-- start --

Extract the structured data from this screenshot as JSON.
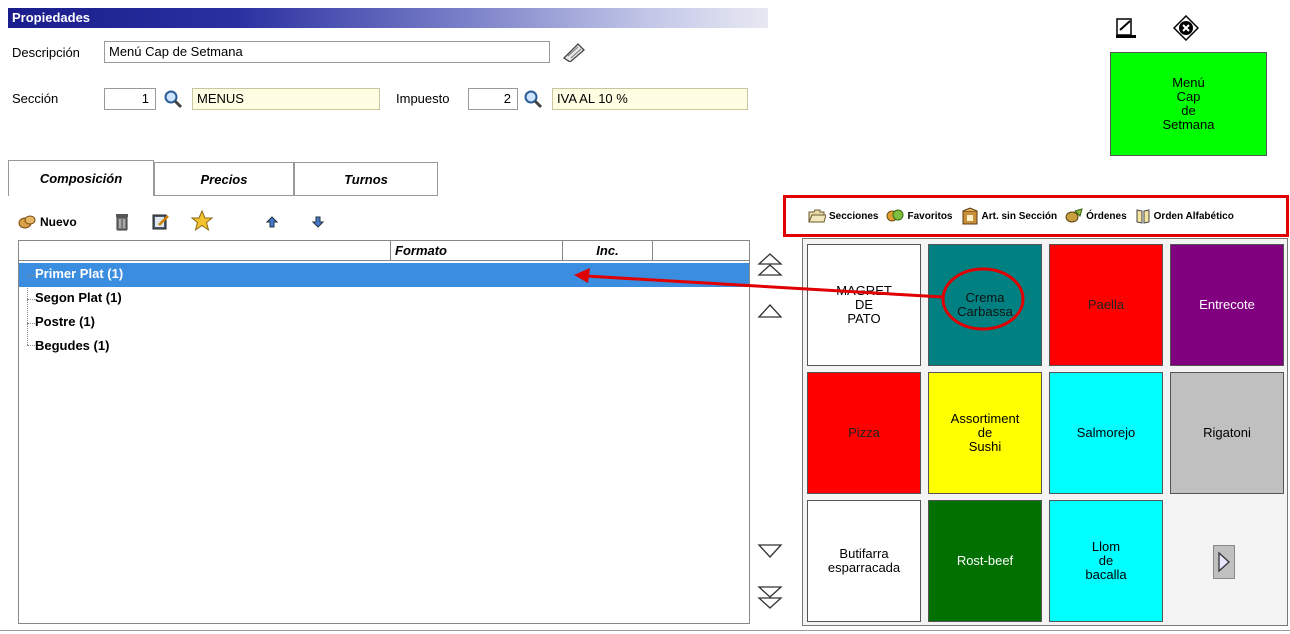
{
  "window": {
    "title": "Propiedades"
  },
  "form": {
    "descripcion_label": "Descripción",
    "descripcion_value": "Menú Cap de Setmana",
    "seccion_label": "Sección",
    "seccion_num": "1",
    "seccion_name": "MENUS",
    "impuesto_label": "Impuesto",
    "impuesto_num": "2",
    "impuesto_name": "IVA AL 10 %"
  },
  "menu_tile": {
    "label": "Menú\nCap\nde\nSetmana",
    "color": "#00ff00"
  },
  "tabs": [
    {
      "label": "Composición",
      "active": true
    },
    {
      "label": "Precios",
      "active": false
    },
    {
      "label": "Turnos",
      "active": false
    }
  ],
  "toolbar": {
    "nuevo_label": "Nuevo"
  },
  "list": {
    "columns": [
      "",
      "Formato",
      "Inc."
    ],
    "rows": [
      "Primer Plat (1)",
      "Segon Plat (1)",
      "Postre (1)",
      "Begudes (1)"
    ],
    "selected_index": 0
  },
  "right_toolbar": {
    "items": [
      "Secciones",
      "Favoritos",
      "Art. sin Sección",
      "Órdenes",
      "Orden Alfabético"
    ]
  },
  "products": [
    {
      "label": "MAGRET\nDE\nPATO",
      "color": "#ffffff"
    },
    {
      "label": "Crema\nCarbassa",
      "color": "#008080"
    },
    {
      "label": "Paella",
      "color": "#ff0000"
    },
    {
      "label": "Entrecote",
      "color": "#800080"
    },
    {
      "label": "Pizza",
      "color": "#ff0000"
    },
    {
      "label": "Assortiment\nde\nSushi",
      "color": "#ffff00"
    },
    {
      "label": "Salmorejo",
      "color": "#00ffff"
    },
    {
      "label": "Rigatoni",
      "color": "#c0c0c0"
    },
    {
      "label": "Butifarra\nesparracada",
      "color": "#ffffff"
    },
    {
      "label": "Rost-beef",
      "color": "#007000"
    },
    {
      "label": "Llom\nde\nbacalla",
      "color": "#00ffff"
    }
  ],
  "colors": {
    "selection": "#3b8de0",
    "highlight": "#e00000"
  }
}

-- end --

Retype everything in the material word for word, minus pictures.

◆ Written solution:
Extract the structured data from this screenshot as JSON.
{
  "window": {
    "title": "Propiedades"
  },
  "form": {
    "descripcion_label": "Descripción",
    "descripcion_value": "Menú Cap de Setmana",
    "seccion_label": "Sección",
    "seccion_num": "1",
    "seccion_name": "MENUS",
    "impuesto_label": "Impuesto",
    "impuesto_num": "2",
    "impuesto_name": "IVA AL 10 %"
  },
  "menu_tile": {
    "label": "Menú\nCap\nde\nSetmana",
    "color": "#00ff00"
  },
  "tabs": [
    {
      "label": "Composición",
      "active": true
    },
    {
      "label": "Precios",
      "active": false
    },
    {
      "label": "Turnos",
      "active": false
    }
  ],
  "toolbar": {
    "nuevo_label": "Nuevo"
  },
  "list": {
    "columns": [
      "",
      "Formato",
      "Inc."
    ],
    "rows": [
      "Primer Plat (1)",
      "Segon Plat (1)",
      "Postre (1)",
      "Begudes (1)"
    ],
    "selected_index": 0
  },
  "right_toolbar": {
    "items": [
      "Secciones",
      "Favoritos",
      "Art. sin Sección",
      "Órdenes",
      "Orden Alfabético"
    ]
  },
  "products": [
    {
      "label": "MAGRET\nDE\nPATO",
      "color": "#ffffff"
    },
    {
      "label": "Crema\nCarbassa",
      "color": "#008080"
    },
    {
      "label": "Paella",
      "color": "#ff0000"
    },
    {
      "label": "Entrecote",
      "color": "#800080"
    },
    {
      "label": "Pizza",
      "color": "#ff0000"
    },
    {
      "label": "Assortiment\nde\nSushi",
      "color": "#ffff00"
    },
    {
      "label": "Salmorejo",
      "color": "#00ffff"
    },
    {
      "label": "Rigatoni",
      "color": "#c0c0c0"
    },
    {
      "label": "Butifarra\nesparracada",
      "color": "#ffffff"
    },
    {
      "label": "Rost-beef",
      "color": "#007000"
    },
    {
      "label": "Llom\nde\nbacalla",
      "color": "#00ffff"
    }
  ],
  "colors": {
    "selection": "#3b8de0",
    "highlight": "#e00000"
  }
}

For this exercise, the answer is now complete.